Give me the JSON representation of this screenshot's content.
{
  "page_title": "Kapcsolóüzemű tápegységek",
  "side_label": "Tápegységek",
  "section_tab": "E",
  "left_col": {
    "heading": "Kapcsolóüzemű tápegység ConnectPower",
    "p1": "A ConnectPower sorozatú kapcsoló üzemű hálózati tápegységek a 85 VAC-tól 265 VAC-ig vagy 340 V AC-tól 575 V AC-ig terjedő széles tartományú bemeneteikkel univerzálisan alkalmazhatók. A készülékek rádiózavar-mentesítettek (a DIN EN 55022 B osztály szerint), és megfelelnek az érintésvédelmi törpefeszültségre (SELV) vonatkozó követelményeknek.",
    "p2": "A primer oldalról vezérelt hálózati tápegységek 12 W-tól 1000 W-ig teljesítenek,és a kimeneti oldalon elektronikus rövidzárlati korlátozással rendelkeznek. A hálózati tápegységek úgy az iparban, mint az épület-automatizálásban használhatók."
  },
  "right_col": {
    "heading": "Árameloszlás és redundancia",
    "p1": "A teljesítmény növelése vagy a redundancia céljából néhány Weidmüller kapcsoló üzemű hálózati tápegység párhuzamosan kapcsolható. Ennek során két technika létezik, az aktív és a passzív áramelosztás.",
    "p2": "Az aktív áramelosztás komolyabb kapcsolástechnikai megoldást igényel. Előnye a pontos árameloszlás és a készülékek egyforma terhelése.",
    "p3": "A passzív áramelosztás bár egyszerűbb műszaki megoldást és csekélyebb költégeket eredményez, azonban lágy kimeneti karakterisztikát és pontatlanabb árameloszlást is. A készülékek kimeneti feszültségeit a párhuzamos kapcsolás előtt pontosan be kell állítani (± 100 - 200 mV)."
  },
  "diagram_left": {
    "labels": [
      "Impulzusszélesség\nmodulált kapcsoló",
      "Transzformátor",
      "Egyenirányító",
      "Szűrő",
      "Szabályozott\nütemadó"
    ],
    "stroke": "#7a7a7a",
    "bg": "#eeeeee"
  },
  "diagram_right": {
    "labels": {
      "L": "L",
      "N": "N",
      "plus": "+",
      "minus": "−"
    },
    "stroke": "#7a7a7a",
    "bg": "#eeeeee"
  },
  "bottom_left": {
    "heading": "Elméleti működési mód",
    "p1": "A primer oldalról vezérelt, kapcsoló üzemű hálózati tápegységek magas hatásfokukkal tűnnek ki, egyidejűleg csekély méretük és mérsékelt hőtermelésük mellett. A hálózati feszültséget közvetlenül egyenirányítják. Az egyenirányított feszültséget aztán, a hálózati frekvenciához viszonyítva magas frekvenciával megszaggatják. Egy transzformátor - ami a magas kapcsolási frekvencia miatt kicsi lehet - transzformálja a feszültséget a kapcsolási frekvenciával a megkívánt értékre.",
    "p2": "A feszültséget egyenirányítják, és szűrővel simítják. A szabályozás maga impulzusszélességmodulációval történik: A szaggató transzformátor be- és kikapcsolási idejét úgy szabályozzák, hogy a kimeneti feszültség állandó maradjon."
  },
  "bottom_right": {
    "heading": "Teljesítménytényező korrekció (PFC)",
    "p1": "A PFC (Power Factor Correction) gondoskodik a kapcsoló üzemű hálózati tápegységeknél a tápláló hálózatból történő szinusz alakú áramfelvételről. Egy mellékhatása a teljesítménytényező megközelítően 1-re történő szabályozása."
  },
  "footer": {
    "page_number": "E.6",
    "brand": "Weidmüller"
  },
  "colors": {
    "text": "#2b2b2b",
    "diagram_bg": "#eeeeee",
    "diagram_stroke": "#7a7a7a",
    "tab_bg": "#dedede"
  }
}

::::::

* Set problem
Identify and copy lines that hold the string "Weidmüller".

* Written response
    "p1": "A teljesítmény növelése vagy a redundancia céljából néhány Weidmüller kapcsoló üzemű hálózati tápegység párhuzamosan kapcsolható. Ennek során két technika létezik, az aktív és a passzív áramelosztás.",
    "brand": "Weidmüller"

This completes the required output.